### Task brief
Count the lines in the entries below that include the word "triển". Give nothing but the number.

### Items listed in a dataset
++++++++
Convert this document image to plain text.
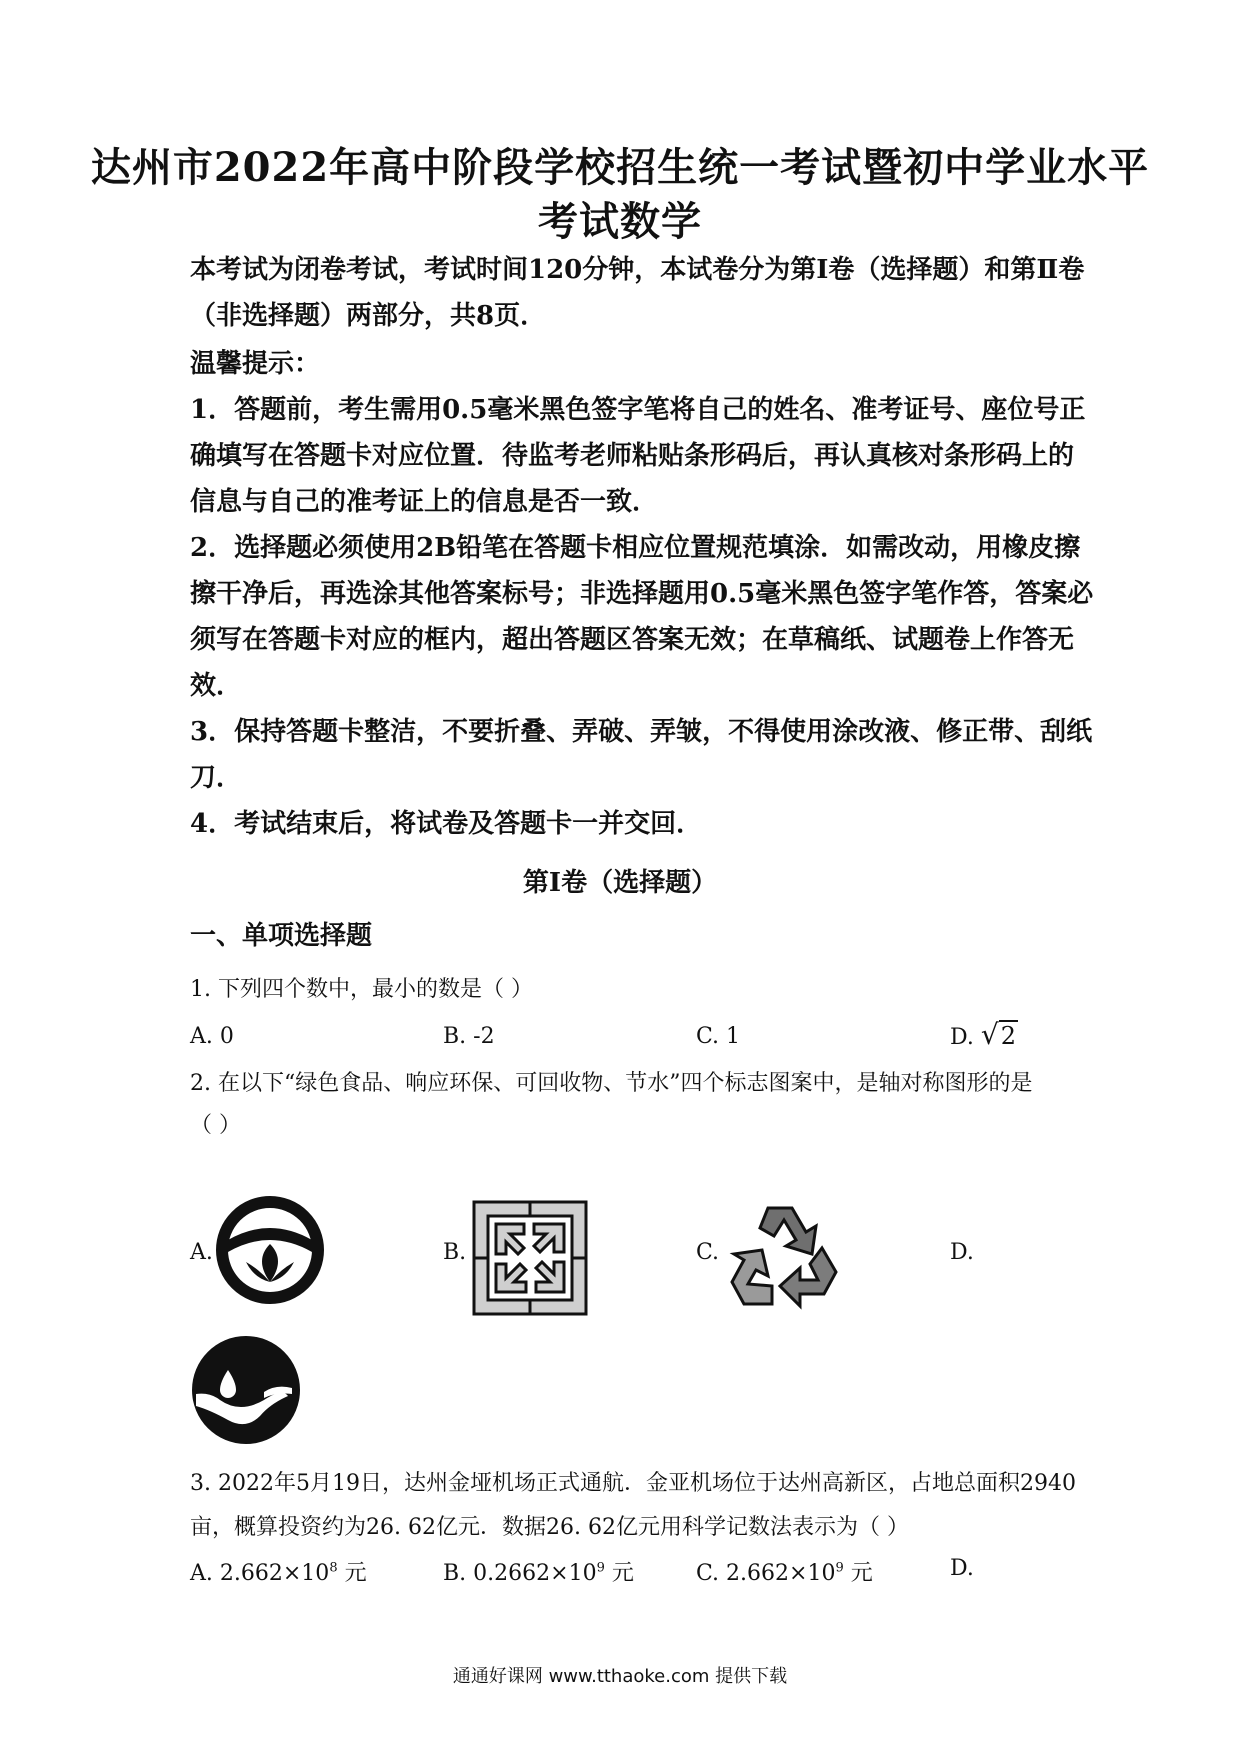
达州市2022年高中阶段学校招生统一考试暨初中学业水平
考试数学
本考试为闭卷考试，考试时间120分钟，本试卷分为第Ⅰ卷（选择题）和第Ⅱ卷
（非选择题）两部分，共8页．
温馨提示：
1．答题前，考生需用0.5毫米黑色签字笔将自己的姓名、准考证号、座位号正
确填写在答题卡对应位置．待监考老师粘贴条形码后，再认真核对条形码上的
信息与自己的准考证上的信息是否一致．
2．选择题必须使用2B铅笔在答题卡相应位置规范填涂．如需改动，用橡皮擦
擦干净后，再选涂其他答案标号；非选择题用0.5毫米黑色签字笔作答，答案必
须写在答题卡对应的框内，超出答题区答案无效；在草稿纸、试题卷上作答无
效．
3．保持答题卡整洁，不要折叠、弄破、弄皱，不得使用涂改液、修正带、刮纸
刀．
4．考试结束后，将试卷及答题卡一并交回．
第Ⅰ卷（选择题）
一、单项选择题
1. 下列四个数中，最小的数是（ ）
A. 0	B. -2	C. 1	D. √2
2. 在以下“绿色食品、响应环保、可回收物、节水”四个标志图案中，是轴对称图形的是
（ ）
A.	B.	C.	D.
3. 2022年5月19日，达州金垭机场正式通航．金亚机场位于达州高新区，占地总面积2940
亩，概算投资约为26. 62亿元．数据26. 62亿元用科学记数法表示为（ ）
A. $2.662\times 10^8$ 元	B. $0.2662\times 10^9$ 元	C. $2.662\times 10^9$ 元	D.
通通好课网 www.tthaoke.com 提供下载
++++++++
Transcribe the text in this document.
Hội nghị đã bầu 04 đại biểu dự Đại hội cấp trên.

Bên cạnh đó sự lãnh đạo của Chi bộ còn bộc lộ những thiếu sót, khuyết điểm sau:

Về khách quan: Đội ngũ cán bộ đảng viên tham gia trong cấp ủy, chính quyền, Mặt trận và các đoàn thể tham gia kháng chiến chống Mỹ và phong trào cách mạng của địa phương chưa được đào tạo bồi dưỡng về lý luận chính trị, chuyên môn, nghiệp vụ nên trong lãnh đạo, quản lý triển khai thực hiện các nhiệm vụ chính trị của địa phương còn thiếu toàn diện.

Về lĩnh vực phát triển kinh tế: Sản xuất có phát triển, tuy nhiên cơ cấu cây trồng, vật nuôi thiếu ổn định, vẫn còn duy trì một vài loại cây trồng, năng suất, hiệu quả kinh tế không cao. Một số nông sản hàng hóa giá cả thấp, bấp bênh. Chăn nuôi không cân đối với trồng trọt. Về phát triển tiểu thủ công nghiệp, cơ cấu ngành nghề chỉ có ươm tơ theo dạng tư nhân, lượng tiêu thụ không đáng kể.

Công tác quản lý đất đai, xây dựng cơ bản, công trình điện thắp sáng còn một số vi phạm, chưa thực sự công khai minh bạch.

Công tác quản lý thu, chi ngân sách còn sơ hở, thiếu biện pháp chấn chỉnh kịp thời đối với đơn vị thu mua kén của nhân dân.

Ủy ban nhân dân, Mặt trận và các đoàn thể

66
++++++++
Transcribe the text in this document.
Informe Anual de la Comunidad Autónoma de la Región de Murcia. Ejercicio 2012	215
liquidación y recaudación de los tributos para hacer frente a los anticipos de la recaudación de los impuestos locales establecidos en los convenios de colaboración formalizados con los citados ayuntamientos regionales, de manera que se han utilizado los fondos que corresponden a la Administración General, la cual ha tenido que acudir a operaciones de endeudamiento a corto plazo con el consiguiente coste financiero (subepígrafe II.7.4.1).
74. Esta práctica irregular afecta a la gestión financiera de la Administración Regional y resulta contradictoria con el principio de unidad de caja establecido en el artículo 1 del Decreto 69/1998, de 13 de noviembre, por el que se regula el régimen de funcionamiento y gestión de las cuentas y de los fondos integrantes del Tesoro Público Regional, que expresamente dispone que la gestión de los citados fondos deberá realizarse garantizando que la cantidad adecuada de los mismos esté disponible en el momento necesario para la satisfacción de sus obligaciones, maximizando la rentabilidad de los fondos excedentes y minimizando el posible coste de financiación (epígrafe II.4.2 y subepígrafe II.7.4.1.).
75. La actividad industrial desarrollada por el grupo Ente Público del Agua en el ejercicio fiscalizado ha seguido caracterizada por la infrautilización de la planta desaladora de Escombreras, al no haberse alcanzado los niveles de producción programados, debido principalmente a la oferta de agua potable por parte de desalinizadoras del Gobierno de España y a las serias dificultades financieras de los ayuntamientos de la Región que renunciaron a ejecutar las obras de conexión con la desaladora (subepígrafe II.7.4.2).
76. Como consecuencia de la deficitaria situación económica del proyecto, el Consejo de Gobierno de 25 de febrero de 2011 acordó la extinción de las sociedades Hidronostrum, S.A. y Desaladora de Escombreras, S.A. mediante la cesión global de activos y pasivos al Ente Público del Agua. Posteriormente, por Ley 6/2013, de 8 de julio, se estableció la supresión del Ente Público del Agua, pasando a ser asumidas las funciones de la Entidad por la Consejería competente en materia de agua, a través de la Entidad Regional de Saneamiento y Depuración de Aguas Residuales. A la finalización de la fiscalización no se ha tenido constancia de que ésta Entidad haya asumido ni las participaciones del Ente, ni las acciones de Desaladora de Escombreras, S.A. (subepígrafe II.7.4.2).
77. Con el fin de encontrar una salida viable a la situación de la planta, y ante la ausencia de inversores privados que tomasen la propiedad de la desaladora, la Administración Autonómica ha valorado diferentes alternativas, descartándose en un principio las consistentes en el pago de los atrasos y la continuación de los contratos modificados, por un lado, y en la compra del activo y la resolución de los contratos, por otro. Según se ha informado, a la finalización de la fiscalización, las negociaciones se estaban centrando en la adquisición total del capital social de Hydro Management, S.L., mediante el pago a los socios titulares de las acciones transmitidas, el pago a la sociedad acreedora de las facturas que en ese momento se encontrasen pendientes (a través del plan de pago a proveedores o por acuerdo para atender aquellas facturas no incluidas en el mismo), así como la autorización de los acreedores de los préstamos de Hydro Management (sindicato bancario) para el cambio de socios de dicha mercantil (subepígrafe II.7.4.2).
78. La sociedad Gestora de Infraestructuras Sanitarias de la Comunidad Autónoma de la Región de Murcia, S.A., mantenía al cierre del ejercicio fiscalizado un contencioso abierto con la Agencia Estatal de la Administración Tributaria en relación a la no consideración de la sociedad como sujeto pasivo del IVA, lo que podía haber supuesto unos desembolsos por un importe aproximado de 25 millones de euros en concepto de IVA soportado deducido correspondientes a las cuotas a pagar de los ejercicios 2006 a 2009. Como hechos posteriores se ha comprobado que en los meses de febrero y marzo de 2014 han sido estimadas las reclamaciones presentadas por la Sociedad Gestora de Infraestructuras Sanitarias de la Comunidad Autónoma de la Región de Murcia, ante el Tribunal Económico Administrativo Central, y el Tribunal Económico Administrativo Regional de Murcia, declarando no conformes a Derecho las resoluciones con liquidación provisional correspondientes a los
++++++++
### Complete answer
2